• [Stated goal]:
Please quote every line word for word.

• [Rows from a figure dataset]:
----------

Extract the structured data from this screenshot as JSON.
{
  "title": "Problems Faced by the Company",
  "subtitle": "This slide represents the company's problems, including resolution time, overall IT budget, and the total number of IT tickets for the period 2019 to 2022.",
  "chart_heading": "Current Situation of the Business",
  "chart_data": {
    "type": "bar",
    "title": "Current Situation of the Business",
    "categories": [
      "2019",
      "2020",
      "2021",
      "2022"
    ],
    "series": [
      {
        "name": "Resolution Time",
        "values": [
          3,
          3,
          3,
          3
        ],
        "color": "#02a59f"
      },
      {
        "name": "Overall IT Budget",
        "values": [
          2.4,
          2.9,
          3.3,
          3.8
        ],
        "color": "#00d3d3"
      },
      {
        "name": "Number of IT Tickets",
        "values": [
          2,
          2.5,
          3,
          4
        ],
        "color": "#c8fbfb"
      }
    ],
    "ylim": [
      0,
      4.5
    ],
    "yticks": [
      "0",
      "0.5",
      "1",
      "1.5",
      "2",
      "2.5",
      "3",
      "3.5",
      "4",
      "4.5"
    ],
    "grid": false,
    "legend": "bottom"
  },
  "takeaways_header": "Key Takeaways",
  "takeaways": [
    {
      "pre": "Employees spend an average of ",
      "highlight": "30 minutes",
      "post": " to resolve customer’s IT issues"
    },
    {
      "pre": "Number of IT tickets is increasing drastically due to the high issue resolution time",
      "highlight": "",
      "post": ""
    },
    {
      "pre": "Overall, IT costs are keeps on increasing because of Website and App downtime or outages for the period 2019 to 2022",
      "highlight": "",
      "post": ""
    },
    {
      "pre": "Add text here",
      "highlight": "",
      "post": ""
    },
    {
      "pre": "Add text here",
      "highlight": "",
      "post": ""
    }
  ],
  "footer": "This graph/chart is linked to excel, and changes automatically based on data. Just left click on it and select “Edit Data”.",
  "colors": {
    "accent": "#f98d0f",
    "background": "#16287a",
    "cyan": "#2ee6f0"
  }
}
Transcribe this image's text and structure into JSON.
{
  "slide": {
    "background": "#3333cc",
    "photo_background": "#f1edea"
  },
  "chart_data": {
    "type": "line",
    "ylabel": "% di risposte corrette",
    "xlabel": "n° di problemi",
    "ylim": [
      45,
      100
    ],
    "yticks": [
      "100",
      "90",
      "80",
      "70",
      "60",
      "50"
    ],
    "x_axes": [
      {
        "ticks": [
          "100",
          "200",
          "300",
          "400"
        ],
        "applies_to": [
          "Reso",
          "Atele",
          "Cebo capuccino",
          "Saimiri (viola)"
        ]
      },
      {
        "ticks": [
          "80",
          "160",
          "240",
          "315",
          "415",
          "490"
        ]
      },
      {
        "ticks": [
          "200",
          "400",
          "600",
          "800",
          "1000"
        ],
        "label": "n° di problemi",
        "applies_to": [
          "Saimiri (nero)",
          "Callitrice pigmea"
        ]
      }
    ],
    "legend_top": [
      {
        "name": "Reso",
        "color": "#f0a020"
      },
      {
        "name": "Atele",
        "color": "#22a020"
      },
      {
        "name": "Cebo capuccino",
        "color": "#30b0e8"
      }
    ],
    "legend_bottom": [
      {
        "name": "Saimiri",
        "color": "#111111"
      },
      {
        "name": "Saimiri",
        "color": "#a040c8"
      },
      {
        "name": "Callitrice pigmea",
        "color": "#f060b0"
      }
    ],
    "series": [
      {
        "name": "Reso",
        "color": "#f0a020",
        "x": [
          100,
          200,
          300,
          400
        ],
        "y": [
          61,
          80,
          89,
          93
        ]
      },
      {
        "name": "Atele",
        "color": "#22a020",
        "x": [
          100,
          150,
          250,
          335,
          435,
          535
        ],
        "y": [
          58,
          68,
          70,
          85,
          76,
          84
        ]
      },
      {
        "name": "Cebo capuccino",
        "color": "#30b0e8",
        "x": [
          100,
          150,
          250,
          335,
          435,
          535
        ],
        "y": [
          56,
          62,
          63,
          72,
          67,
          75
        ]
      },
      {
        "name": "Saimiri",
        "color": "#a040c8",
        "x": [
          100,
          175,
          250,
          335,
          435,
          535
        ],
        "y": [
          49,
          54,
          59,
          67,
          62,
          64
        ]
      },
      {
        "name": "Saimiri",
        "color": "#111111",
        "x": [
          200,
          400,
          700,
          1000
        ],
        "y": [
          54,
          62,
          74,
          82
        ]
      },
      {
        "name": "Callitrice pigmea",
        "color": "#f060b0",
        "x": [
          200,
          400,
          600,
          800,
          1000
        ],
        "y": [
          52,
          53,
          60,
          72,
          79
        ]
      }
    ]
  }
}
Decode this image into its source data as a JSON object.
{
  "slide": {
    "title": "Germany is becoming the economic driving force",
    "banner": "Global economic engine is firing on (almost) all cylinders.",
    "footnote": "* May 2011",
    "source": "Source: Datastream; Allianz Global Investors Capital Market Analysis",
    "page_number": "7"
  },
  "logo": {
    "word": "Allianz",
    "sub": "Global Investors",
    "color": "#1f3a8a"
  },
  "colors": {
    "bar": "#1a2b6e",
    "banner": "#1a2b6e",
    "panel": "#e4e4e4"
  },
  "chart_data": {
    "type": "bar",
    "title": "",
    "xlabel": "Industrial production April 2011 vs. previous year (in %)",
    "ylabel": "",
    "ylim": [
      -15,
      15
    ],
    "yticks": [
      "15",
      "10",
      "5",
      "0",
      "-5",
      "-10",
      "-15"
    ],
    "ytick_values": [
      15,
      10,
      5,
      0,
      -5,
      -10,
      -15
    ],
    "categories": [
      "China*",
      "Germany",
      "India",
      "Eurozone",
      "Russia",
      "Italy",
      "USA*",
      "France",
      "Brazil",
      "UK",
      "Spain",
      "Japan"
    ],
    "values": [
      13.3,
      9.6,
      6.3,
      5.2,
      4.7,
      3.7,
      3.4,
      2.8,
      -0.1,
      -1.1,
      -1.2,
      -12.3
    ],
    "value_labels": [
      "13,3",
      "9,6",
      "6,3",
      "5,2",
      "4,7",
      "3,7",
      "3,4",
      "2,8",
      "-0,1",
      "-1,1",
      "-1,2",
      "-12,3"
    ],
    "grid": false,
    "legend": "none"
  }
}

----------

• [Exercise result]:
Extract the structured data from this screenshot as JSON.
{
  "title": "Problems Faced by the Company",
  "subtitle": "This slide represents the company's problems, including resolution time, overall IT budget, and the total number of IT tickets for the period 2019 to 2022.",
  "chart_heading": "Current Situation of the Business",
  "chart_data": {
    "type": "bar",
    "title": "Current Situation of the Business",
    "categories": [
      "2019",
      "2020",
      "2021",
      "2022"
    ],
    "series": [
      {
        "name": "Resolution Time",
        "values": [
          3,
          3,
          3,
          3
        ],
        "color": "#02a59f"
      },
      {
        "name": "Overall IT Budget",
        "values": [
          2.4,
          2.9,
          3.3,
          3.8
        ],
        "color": "#00d3d3"
      },
      {
        "name": "Number of IT Tickets",
        "values": [
          2,
          2.5,
          3,
          4
        ],
        "color": "#c8fbfb"
      }
    ],
    "ylim": [
      0,
      4.5
    ],
    "yticks": [
      "0",
      "0.5",
      "1",
      "1.5",
      "2",
      "2.5",
      "3",
      "3.5",
      "4",
      "4.5"
    ],
    "grid": false,
    "legend": "bottom"
  },
  "takeaways_header": "Key Takeaways",
  "takeaways": [
    {
      "pre": "Employees spend an average of ",
      "highlight": "30 minutes",
      "post": " to resolve customer’s IT issues"
    },
    {
      "pre": "Number of IT tickets is increasing drastically due to the high issue resolution time",
      "highlight": "",
      "post": ""
    },
    {
      "pre": "Overall, IT costs are keeps on increasing because of Website and App downtime or outages for the period 2019 to 2022",
      "highlight": "",
      "post": ""
    },
    {
      "pre": "Add text here",
      "highlight": "",
      "post": ""
    },
    {
      "pre": "Add text here",
      "highlight": "",
      "post": ""
    }
  ],
  "footer": "This graph/chart is linked to excel, and changes automatically based on data. Just left click on it and select “Edit Data”.",
  "colors": {
    "accent": "#f98d0f",
    "background": "#16287a",
    "cyan": "#2ee6f0"
  }
}
Transcribe this image's text and structure into JSON.
{
  "slide": {
    "background": "#3333cc",
    "photo_background": "#f1edea"
  },
  "chart_data": {
    "type": "line",
    "ylabel": "% di risposte corrette",
    "xlabel": "n° di problemi",
    "ylim": [
      45,
      100
    ],
    "yticks": [
      "100",
      "90",
      "80",
      "70",
      "60",
      "50"
    ],
    "x_axes": [
      {
        "ticks": [
          "100",
          "200",
          "300",
          "400"
        ],
        "applies_to": [
          "Reso",
          "Atele",
          "Cebo capuccino",
          "Saimiri (viola)"
        ]
      },
      {
        "ticks": [
          "80",
          "160",
          "240",
          "315",
          "415",
          "490"
        ]
      },
      {
        "ticks": [
          "200",
          "400",
          "600",
          "800",
          "1000"
        ],
        "label": "n° di problemi",
        "applies_to": [
          "Saimiri (nero)",
          "Callitrice pigmea"
        ]
      }
    ],
    "legend_top": [
      {
        "name": "Reso",
        "color": "#f0a020"
      },
      {
        "name": "Atele",
        "color": "#22a020"
      },
      {
        "name": "Cebo capuccino",
        "color": "#30b0e8"
      }
    ],
    "legend_bottom": [
      {
        "name": "Saimiri",
        "color": "#111111"
      },
      {
        "name": "Saimiri",
        "color": "#a040c8"
      },
      {
        "name": "Callitrice pigmea",
        "color": "#f060b0"
      }
    ],
    "series": [
      {
        "name": "Reso",
        "color": "#f0a020",
        "x": [
          100,
          200,
          300,
          400
        ],
        "y": [
          61,
          80,
          89,
          93
        ]
      },
      {
        "name": "Atele",
        "color": "#22a020",
        "x": [
          100,
          150,
          250,
          335,
          435,
          535
        ],
        "y": [
          58,
          68,
          70,
          85,
          76,
          84
        ]
      },
      {
        "name": "Cebo capuccino",
        "color": "#30b0e8",
        "x": [
          100,
          150,
          250,
          335,
          435,
          535
        ],
        "y": [
          56,
          62,
          63,
          72,
          67,
          75
        ]
      },
      {
        "name": "Saimiri",
        "color": "#a040c8",
        "x": [
          100,
          175,
          250,
          335,
          435,
          535
        ],
        "y": [
          49,
          54,
          59,
          67,
          62,
          64
        ]
      },
      {
        "name": "Saimiri",
        "color": "#111111",
        "x": [
          200,
          400,
          700,
          1000
        ],
        "y": [
          54,
          62,
          74,
          82
        ]
      },
      {
        "name": "Callitrice pigmea",
        "color": "#f060b0",
        "x": [
          200,
          400,
          600,
          800,
          1000
        ],
        "y": [
          52,
          53,
          60,
          72,
          79
        ]
      }
    ]
  }
}
Decode this image into its source data as a JSON object.
{
  "slide": {
    "title": "Germany is becoming the economic driving force",
    "banner": "Global economic engine is firing on (almost) all cylinders.",
    "footnote": "* May 2011",
    "source": "Source: Datastream; Allianz Global Investors Capital Market Analysis",
    "page_number": "7"
  },
  "logo": {
    "word": "Allianz",
    "sub": "Global Investors",
    "color": "#1f3a8a"
  },
  "colors": {
    "bar": "#1a2b6e",
    "banner": "#1a2b6e",
    "panel": "#e4e4e4"
  },
  "chart_data": {
    "type": "bar",
    "title": "",
    "xlabel": "Industrial production April 2011 vs. previous year (in %)",
    "ylabel": "",
    "ylim": [
      -15,
      15
    ],
    "yticks": [
      "15",
      "10",
      "5",
      "0",
      "-5",
      "-10",
      "-15"
    ],
    "ytick_values": [
      15,
      10,
      5,
      0,
      -5,
      -10,
      -15
    ],
    "categories": [
      "China*",
      "Germany",
      "India",
      "Eurozone",
      "Russia",
      "Italy",
      "USA*",
      "France",
      "Brazil",
      "UK",
      "Spain",
      "Japan"
    ],
    "values": [
      13.3,
      9.6,
      6.3,
      5.2,
      4.7,
      3.7,
      3.4,
      2.8,
      -0.1,
      -1.1,
      -1.2,
      -12.3
    ],
    "value_labels": [
      "13,3",
      "9,6",
      "6,3",
      "5,2",
      "4,7",
      "3,7",
      "3,4",
      "2,8",
      "-0,1",
      "-1,1",
      "-1,2",
      "-12,3"
    ],
    "grid": false,
    "legend": "none"
  }
}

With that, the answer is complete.